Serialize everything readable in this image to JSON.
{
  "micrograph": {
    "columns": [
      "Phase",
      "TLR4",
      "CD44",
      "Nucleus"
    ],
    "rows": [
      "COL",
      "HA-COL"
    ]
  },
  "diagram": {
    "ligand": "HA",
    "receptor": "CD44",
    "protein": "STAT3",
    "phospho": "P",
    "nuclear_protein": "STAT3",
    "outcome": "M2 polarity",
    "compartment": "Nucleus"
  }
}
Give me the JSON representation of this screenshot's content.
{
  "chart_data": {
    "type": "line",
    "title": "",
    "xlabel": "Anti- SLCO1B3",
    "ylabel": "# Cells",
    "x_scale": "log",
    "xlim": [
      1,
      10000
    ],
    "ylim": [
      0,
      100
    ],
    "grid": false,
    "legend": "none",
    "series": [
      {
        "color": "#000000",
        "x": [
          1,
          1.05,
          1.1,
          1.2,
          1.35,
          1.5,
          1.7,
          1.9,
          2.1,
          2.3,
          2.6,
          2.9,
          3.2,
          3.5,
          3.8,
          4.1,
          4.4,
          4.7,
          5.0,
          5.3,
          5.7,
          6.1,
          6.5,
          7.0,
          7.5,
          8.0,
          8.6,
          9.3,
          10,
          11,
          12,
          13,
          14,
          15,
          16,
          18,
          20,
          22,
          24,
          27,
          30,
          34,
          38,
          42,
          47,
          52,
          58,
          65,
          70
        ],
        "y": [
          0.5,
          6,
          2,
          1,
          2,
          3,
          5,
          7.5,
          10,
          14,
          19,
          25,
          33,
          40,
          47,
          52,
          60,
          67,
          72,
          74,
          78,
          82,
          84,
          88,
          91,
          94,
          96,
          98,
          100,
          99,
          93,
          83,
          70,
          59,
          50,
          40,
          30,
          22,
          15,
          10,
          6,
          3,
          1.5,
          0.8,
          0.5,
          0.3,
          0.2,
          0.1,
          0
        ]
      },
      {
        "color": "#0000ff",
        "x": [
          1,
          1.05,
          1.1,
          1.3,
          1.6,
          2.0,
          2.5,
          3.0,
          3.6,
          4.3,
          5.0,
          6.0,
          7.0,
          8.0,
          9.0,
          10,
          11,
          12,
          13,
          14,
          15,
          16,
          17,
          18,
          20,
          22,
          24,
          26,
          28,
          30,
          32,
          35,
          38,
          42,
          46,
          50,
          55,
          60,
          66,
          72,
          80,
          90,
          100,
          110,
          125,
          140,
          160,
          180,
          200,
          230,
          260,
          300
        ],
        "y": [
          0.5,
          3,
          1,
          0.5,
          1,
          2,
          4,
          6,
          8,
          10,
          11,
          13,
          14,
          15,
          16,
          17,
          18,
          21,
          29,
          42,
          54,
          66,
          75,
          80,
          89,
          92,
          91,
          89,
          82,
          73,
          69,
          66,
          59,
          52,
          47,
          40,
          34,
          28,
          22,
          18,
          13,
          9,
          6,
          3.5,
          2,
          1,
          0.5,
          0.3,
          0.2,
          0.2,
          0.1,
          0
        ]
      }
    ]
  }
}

* * *

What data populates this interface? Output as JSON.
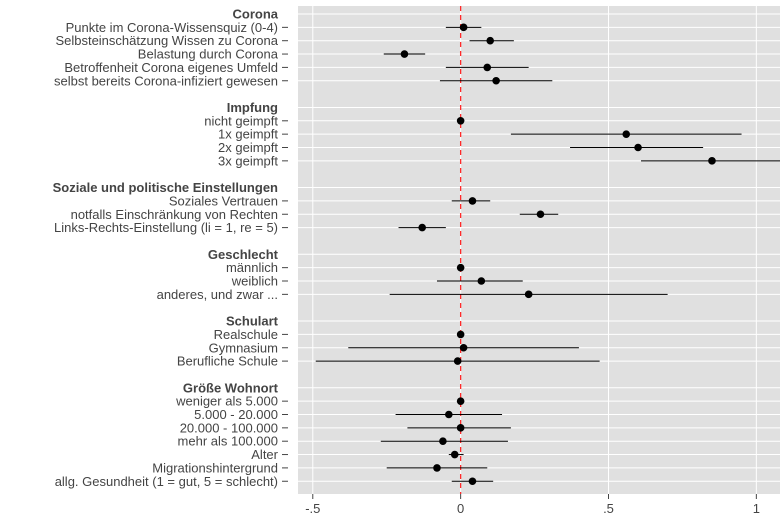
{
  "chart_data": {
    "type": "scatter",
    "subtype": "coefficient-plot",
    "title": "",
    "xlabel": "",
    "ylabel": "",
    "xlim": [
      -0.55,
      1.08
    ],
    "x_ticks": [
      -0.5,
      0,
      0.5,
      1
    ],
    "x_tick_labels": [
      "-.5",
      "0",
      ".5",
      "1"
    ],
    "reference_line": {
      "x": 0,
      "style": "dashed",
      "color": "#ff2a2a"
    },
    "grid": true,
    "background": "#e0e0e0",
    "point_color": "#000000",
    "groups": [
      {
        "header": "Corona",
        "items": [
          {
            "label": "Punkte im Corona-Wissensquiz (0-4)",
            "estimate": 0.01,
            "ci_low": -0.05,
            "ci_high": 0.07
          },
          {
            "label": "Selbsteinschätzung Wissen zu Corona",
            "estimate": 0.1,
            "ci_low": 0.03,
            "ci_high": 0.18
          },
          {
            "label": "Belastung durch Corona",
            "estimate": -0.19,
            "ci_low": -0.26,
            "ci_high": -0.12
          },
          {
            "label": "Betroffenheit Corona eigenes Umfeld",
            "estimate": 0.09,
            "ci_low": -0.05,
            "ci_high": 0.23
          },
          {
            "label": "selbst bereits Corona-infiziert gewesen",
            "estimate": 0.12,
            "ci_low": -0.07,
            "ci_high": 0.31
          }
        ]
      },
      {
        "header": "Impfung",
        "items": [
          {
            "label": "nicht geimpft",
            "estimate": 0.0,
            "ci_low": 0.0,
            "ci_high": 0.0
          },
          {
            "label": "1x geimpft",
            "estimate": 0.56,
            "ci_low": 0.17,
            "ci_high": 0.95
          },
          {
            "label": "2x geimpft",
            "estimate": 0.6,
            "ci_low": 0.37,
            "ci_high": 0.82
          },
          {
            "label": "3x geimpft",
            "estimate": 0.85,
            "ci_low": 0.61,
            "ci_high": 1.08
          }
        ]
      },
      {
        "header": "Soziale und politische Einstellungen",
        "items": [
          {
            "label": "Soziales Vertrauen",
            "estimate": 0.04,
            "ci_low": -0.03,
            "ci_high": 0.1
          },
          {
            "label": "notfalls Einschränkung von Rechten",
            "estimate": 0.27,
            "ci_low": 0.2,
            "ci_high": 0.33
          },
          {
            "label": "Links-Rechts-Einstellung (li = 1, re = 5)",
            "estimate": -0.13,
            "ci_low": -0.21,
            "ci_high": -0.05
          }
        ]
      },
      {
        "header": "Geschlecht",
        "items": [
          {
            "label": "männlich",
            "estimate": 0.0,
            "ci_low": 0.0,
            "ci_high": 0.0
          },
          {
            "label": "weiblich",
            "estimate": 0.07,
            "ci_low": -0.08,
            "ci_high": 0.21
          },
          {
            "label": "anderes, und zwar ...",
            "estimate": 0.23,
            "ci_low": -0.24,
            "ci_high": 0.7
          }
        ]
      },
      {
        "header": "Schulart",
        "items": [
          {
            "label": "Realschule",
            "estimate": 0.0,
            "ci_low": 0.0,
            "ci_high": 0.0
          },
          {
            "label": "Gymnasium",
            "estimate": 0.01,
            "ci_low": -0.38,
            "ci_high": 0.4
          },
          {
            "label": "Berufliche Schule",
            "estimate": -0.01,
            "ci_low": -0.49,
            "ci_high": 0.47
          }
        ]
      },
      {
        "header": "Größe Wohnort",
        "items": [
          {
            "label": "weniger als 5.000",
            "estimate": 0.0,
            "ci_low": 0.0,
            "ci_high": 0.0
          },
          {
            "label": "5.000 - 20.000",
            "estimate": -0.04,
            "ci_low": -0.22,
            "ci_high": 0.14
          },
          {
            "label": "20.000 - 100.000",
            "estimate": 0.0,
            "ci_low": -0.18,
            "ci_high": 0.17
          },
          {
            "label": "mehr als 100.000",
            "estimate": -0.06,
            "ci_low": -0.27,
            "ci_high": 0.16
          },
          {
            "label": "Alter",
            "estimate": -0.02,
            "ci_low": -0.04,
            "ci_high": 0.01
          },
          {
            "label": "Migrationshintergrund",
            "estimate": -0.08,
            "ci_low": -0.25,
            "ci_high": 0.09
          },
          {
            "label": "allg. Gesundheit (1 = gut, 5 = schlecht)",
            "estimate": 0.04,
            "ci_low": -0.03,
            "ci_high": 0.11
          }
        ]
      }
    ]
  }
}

**WHAT IS NEEDED**
Only a number is wanted here: how many lines of the data hold the string "geimpft".

**WRITTEN REPLY**
4